** SUPPLIED MATERIAL **
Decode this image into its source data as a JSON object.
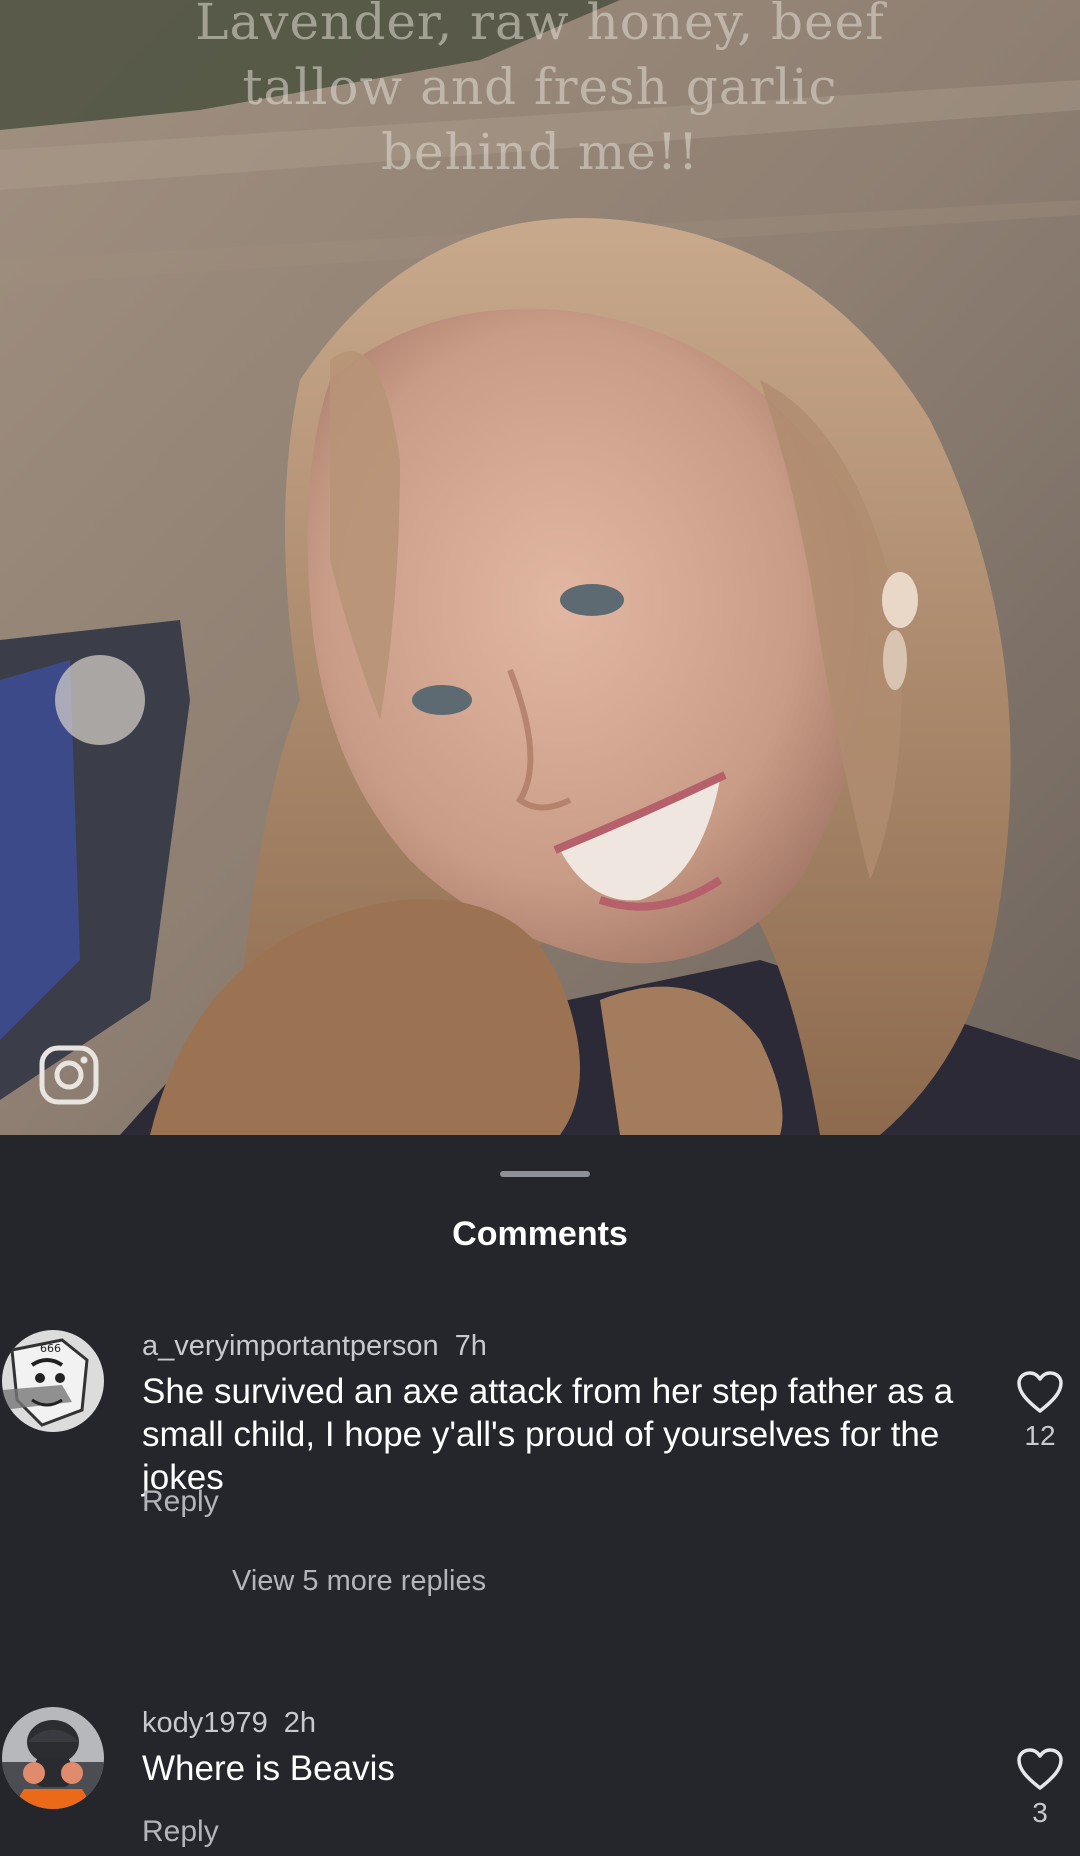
{
  "post": {
    "caption_lines": [
      "Lavender, raw honey, beef",
      "tallow and fresh garlic",
      "behind me!!"
    ],
    "watermark_icon": "instagram-icon"
  },
  "comments_sheet": {
    "title": "Comments",
    "comments": [
      {
        "username": "a_veryimportantperson",
        "time": "7h",
        "text": "She survived an axe attack from her step father as a small child, I hope y'all's proud of yourselves for the jokes",
        "reply_label": "Reply",
        "like_count": "12",
        "view_replies": "View 5 more replies",
        "avatar_icon": "manga-avatar-icon",
        "avatar_text": "666"
      },
      {
        "username": "kody1979",
        "time": "2h",
        "text": "Where is Beavis",
        "reply_label": "Reply",
        "like_count": "3",
        "avatar_icon": "respirator-avatar-icon"
      }
    ]
  },
  "colors": {
    "sheet_background": "#24262b",
    "primary_text": "#ffffff",
    "secondary_text": "#b3b5ba",
    "handle": "#8e9097"
  }
}
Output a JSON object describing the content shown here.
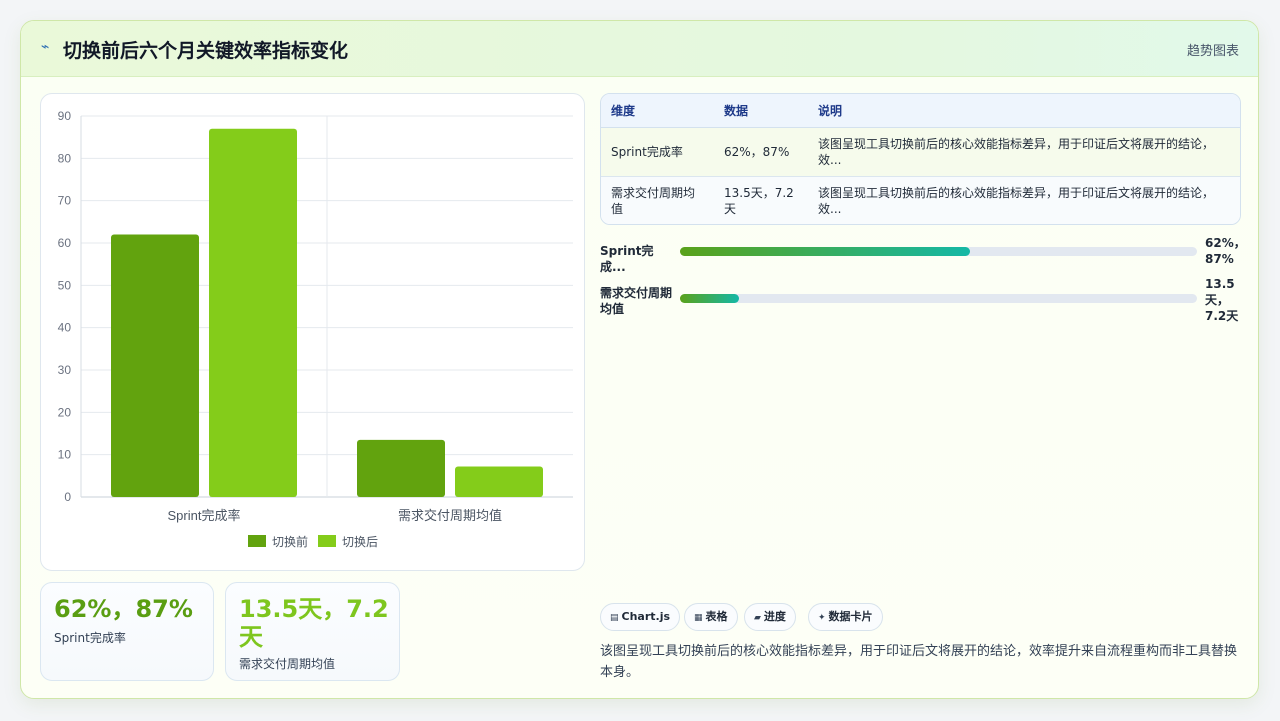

** PROBLEM DETAILS **
List every line above containing the word "icon".

** EXERCISE RESULT **
    "watermark_icon": "instagram-icon"
        "avatar_icon": "manga-avatar-icon",
        "avatar_icon": "respirator-avatar-icon"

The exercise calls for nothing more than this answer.